-- Start Information provided --

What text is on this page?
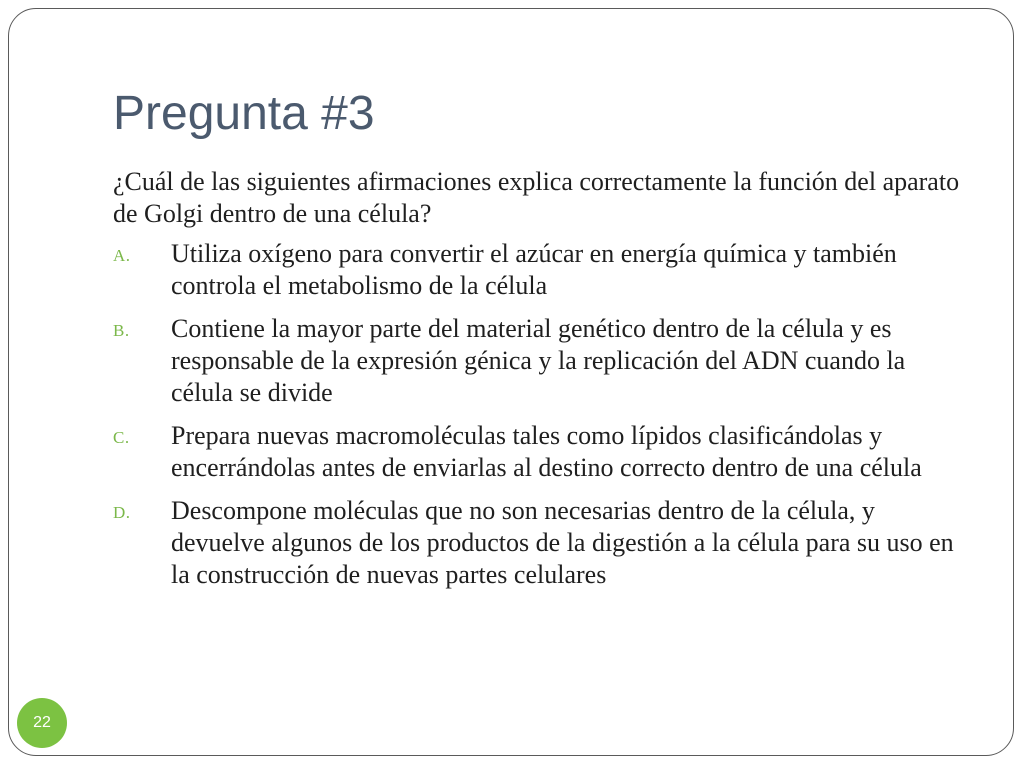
Pregunta #3

¿Cuál de las siguientes afirmaciones explica correctamente la función del aparato de Golgi dentro de una célula?

A. Utiliza oxígeno para convertir el azúcar en energía química y también controla el metabolismo de la célula
B. Contiene la mayor parte del material genético dentro de la célula y es responsable de la expresión génica y la replicación del ADN cuando la célula se divide
C. Prepara nuevas macromoléculas tales como lípidos clasificándolas y encerrándolas antes de enviarlas al destino correcto dentro de una célula
D. Descompone moléculas que no son necesarias dentro de la célula, y devuelve algunos de los productos de la digestión a la célula para su uso en la construcción de nuevas partes celulares
22
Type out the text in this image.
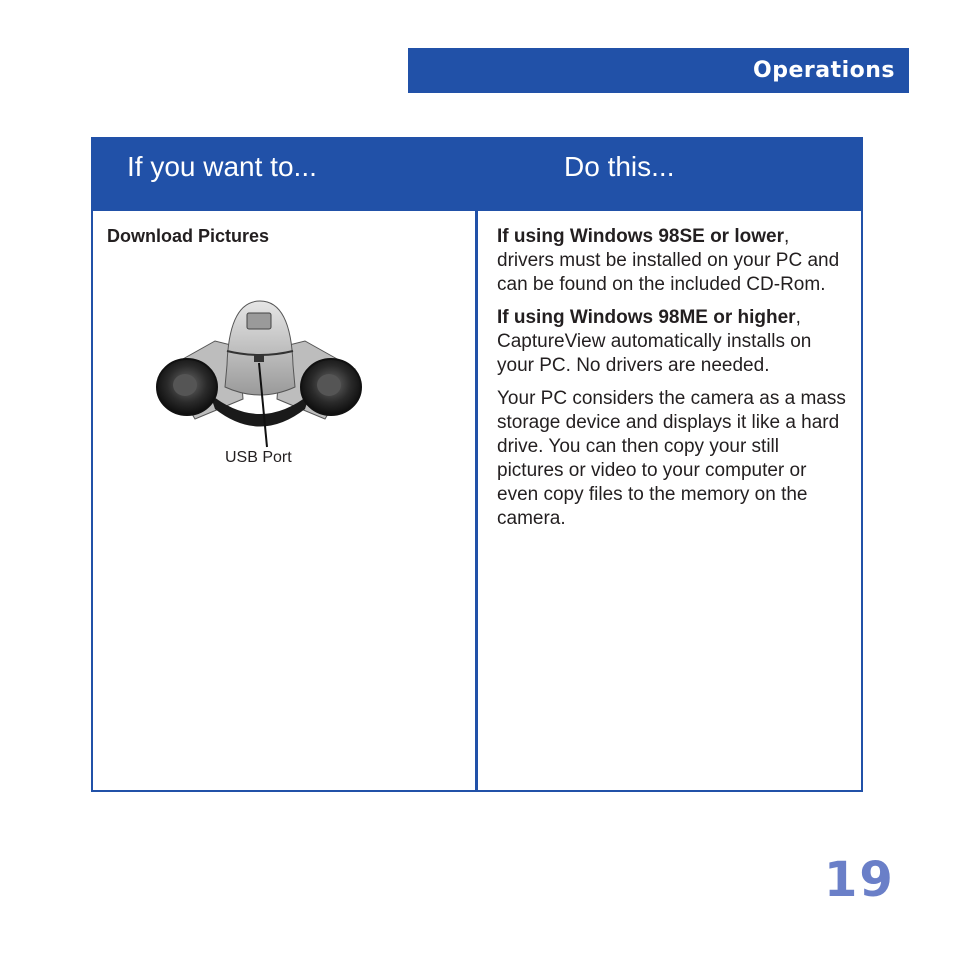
Operations
If you want to...	Do this...
Download Pictures
USB Port

If using Windows 98SE or lower, drivers must be installed on your PC and can be found on the included CD-Rom.

If using Windows 98ME or higher, CaptureView automatically installs on your PC. No drivers are needed.

Your PC considers the camera as a mass storage device and displays it like a hard drive. You can then copy your still pictures or video to your computer or even copy files to the memory on the camera.

19
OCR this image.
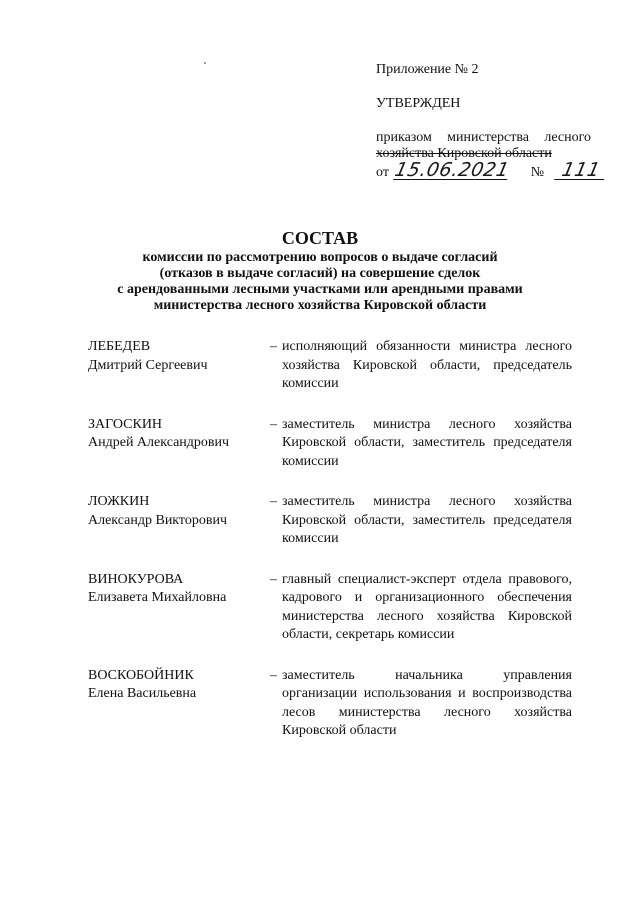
Приложение № 2
УТВЕРЖДЕН
приказом министерства лесного
хозяйства Кировской области
от 15.06.2021 № 111
СОСТАВ
комиссии по рассмотрению вопросов о выдаче согласий
(отказов в выдаче согласий) на совершение сделок
с арендованными лесными участками или арендными правами
министерства лесного хозяйства Кировской области
ЛЕБЕДЕВ
Дмитрий Сергеевич
– исполняющий обязанности министра лесного хозяйства Кировской области, председатель комиссии
ЗАГОСКИН
Андрей Александрович
– заместитель министра лесного хозяйства Кировской области, заместитель председателя комиссии
ЛОЖКИН
Александр Викторович
– заместитель министра лесного хозяйства Кировской области, заместитель председателя комиссии
ВИНОКУРОВА
Елизавета Михайловна
– главный специалист-эксперт отдела правового, кадрового и организационного обеспечения министерства лесного хозяйства Кировской области, секретарь комиссии
ВОСКОБОЙНИК
Елена Васильевна
– заместитель начальника управления организации использования и воспроизводства лесов министерства лесного хозяйства Кировской области
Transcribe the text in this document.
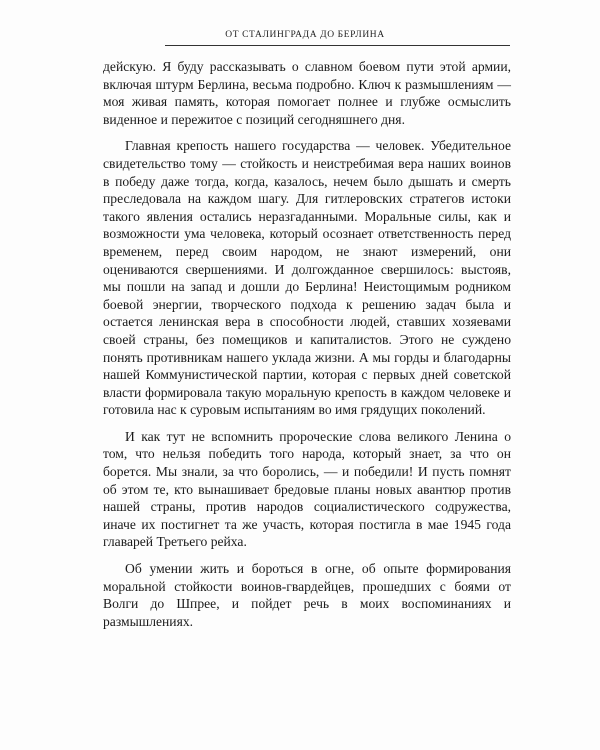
ОТ СТАЛИНГРАДА ДО БЕРЛИНА

дейскую. Я буду рассказывать о славном боевом пути этой армии, включая штурм Берлина, весьма подробно. Ключ к размышлениям — моя живая память, которая помогает полнее и глубже осмыслить виденное и пережитое с позиций сегодняшнего дня.

Главная крепость нашего государства — человек. Убедительное свидетельство тому — стойкость и неистребимая вера наших воинов в победу даже тогда, когда, казалось, нечем было дышать и смерть преследовала на каждом шагу. Для гитлеровских стратегов истоки такого явления остались неразгаданными. Моральные силы, как и возможности ума человека, который осознает ответственность перед временем, перед своим народом, не знают измерений, они оцениваются свершениями. И долгожданное свершилось: выстояв, мы пошли на запад и дошли до Берлина! Неистощимым родником боевой энергии, творческого подхода к решению задач была и остается ленинская вера в способности людей, ставших хозяевами своей страны, без помещиков и капиталистов. Этого не суждено понять противникам нашего уклада жизни. А мы горды и благодарны нашей Коммунистической партии, которая с первых дней советской власти формировала такую моральную крепость в каждом человеке и готовила нас к суровым испытаниям во имя грядущих поколений.

И как тут не вспомнить пророческие слова великого Ленина о том, что нельзя победить того народа, который знает, за что он борется. Мы знали, за что боролись, — и победили! И пусть помнят об этом те, кто вынашивает бредовые планы новых авантюр против нашей страны, против народов социалистического содружества, иначе их постигнет та же участь, которая постигла в мае 1945 года главарей Третьего рейха.

Об умении жить и бороться в огне, об опыте формирования моральной стойкости воинов-гвардейцев, прошедших с боями от Волги до Шпрее, и пойдет речь в моих воспоминаниях и размышлениях.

-- End Information provided --

Set exercise
Check each line of the material above for "выдаче" and say how many lines contain it, giving the number alone.

Response to this exercise
2